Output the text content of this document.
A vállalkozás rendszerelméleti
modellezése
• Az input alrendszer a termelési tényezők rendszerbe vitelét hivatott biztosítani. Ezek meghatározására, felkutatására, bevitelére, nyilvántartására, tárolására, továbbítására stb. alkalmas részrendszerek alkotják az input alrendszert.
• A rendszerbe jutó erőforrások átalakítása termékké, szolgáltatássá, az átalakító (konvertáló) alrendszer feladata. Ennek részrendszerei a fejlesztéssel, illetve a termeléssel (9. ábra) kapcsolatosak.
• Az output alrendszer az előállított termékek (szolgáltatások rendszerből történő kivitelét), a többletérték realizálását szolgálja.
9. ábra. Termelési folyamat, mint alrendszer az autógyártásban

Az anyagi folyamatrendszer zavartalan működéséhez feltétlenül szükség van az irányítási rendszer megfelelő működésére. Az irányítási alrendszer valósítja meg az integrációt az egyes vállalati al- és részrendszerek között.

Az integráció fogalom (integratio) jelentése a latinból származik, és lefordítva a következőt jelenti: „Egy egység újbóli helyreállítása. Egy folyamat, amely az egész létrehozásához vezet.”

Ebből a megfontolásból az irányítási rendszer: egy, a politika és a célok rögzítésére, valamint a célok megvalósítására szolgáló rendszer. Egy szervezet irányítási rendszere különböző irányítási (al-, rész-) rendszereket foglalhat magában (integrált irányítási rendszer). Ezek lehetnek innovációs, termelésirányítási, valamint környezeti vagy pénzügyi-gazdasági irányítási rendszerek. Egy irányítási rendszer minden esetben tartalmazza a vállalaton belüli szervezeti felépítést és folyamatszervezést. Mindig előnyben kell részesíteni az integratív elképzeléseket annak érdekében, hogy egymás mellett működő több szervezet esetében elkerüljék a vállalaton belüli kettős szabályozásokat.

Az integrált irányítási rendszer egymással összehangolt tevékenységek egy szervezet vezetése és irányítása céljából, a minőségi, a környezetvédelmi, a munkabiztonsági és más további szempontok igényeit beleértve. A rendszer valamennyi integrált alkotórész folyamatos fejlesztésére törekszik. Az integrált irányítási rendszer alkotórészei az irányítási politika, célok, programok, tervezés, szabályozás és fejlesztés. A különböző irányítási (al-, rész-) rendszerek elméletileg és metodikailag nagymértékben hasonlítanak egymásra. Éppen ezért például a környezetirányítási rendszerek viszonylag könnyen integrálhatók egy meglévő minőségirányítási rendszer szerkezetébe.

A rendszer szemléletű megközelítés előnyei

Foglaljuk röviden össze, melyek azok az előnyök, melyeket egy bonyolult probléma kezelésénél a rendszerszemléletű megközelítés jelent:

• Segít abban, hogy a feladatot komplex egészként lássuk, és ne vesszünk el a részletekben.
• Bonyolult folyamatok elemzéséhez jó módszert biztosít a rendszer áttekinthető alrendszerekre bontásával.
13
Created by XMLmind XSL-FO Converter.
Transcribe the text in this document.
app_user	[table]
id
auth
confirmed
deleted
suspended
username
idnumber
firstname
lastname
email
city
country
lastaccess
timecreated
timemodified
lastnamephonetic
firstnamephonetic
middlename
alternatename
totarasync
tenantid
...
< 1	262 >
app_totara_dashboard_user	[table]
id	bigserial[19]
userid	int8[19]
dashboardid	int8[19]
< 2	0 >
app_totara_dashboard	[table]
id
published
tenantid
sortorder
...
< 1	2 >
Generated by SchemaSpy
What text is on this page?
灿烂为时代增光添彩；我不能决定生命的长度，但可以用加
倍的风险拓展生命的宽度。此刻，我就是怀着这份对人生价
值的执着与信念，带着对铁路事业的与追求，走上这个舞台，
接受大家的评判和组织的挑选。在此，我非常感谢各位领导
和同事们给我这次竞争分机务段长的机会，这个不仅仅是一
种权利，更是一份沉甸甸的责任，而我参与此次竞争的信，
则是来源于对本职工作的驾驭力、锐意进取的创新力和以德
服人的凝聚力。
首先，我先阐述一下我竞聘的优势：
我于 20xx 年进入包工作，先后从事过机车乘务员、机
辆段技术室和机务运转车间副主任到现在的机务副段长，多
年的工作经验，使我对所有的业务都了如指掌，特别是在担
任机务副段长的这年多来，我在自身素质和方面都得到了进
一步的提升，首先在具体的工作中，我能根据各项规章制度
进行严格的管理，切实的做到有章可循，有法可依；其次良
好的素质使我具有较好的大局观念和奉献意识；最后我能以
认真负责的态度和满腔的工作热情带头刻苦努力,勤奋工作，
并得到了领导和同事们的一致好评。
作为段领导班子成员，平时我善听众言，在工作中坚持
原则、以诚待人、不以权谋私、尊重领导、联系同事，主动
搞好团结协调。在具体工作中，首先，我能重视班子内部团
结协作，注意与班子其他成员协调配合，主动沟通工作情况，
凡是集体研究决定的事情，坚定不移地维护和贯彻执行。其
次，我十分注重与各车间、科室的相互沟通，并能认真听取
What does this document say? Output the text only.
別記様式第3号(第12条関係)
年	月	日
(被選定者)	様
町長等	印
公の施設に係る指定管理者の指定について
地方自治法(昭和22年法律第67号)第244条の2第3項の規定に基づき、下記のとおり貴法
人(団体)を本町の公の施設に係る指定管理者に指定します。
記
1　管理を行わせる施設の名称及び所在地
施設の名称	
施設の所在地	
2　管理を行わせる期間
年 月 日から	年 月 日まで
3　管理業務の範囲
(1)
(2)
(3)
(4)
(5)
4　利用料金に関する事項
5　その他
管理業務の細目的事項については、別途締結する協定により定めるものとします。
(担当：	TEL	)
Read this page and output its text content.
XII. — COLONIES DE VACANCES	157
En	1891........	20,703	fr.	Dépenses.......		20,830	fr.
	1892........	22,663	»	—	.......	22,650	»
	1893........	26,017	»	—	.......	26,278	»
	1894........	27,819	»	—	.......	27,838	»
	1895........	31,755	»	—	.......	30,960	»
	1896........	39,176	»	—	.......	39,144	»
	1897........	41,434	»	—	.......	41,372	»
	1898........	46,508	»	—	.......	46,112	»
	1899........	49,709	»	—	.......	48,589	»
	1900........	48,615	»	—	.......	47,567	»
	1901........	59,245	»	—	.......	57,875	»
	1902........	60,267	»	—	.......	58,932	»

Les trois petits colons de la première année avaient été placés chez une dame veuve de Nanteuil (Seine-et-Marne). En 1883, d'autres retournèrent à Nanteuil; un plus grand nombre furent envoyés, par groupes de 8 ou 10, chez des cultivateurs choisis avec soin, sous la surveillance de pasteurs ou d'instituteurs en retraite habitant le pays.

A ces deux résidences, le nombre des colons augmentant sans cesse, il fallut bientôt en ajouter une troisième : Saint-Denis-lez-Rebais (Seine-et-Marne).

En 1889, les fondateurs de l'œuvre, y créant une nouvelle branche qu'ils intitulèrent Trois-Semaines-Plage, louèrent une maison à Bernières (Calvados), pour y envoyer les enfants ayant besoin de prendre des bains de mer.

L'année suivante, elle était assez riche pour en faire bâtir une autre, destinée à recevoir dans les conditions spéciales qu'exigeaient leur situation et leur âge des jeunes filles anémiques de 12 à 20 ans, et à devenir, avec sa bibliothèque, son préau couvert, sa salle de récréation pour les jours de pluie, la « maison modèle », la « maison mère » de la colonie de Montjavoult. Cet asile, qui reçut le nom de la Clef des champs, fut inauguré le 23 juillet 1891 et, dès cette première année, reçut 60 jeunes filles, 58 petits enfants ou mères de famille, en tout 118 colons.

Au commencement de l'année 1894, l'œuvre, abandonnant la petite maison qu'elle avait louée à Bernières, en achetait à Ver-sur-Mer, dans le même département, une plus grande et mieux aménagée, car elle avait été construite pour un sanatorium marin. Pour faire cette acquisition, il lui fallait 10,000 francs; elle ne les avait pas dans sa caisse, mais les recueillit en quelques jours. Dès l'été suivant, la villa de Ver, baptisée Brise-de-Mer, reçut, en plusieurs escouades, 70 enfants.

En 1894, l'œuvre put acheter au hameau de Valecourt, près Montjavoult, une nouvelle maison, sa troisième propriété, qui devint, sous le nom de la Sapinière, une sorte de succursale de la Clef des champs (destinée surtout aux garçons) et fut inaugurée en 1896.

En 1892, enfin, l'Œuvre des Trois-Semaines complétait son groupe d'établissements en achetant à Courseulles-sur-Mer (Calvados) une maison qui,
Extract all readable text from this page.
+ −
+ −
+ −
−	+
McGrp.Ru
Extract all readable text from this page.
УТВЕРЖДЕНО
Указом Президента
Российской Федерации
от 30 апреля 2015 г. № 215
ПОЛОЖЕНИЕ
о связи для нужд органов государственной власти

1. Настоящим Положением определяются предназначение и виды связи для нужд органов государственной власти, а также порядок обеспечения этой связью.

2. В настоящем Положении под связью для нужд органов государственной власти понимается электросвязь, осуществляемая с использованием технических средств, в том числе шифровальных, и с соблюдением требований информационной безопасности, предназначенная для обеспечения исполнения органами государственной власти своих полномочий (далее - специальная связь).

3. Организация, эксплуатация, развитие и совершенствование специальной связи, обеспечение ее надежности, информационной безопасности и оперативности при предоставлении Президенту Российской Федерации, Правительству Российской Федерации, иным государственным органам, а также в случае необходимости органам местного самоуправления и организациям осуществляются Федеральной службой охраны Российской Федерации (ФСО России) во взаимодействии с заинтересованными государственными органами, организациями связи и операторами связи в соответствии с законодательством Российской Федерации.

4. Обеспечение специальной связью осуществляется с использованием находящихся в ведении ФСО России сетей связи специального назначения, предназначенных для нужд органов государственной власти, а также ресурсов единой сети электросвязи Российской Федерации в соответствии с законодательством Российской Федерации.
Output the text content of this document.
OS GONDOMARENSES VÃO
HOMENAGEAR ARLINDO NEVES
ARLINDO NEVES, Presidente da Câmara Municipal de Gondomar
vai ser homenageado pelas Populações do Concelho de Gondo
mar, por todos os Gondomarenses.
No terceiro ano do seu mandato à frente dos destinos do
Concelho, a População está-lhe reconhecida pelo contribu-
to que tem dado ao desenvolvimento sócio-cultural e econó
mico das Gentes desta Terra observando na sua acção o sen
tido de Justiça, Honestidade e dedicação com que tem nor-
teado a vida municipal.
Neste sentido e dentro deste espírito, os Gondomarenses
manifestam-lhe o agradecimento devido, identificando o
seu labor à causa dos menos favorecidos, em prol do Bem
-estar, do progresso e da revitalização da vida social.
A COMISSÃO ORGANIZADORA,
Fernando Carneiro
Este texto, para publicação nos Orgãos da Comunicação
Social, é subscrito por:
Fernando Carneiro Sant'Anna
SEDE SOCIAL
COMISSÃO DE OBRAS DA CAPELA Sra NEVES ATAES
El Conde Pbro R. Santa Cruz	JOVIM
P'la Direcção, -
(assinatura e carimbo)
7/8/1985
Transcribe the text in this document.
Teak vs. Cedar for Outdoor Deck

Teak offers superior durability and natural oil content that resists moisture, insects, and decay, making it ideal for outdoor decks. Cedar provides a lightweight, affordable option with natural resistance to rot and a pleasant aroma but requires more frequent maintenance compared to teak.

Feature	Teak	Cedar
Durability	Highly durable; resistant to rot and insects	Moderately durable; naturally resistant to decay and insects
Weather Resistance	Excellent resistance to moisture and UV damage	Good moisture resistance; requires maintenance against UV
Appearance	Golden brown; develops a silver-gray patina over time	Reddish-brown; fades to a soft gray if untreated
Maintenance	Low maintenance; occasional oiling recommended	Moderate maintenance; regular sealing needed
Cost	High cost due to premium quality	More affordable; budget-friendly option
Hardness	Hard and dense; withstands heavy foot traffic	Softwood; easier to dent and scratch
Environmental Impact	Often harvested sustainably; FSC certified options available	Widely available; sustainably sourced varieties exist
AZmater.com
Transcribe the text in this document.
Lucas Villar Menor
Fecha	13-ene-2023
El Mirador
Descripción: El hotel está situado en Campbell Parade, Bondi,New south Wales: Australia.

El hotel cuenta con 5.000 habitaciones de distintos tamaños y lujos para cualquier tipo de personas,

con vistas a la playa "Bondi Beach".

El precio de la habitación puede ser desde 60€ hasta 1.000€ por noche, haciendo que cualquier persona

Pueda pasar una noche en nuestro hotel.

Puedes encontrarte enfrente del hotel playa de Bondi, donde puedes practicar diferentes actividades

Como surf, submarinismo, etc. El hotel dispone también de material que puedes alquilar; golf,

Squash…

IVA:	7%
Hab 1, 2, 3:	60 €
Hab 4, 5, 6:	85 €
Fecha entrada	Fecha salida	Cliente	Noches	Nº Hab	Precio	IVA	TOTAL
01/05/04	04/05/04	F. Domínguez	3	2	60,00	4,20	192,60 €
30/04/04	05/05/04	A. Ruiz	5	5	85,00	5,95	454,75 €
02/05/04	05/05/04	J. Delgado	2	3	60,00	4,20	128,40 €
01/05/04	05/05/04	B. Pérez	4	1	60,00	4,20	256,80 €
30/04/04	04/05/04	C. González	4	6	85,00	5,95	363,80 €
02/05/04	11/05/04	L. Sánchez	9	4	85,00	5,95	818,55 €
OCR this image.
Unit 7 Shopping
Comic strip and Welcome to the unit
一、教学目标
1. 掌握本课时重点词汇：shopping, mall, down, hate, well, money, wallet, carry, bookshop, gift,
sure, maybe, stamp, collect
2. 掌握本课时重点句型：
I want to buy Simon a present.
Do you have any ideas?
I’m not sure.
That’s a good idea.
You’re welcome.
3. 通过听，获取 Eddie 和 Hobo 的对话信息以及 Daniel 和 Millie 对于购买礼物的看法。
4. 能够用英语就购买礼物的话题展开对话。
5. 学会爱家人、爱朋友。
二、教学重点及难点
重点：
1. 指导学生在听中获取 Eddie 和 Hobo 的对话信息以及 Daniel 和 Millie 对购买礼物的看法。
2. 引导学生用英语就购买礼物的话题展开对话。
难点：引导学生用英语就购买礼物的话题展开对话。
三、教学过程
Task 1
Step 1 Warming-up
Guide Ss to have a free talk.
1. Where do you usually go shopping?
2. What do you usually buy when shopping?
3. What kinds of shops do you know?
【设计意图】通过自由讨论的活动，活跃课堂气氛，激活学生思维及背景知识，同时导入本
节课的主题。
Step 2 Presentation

━━━━━━━━━━

Pick out lines containing the word "maintenance", each one as written.

● Response for this exercise
Teak offers superior durability and natural oil content that resists moisture, insects, and decay, making it ideal for outdoor decks. Cedar provides a lightweight, affordable option with natural resistance to rot and a pleasant aroma but requires more frequent maintenance compared to teak.
Weather Resistance	Excellent resistance to moisture and UV damage	Good moisture resistance; requires maintenance against UV
Maintenance	Low maintenance; occasional oiling recommended	Moderate maintenance; regular sealing needed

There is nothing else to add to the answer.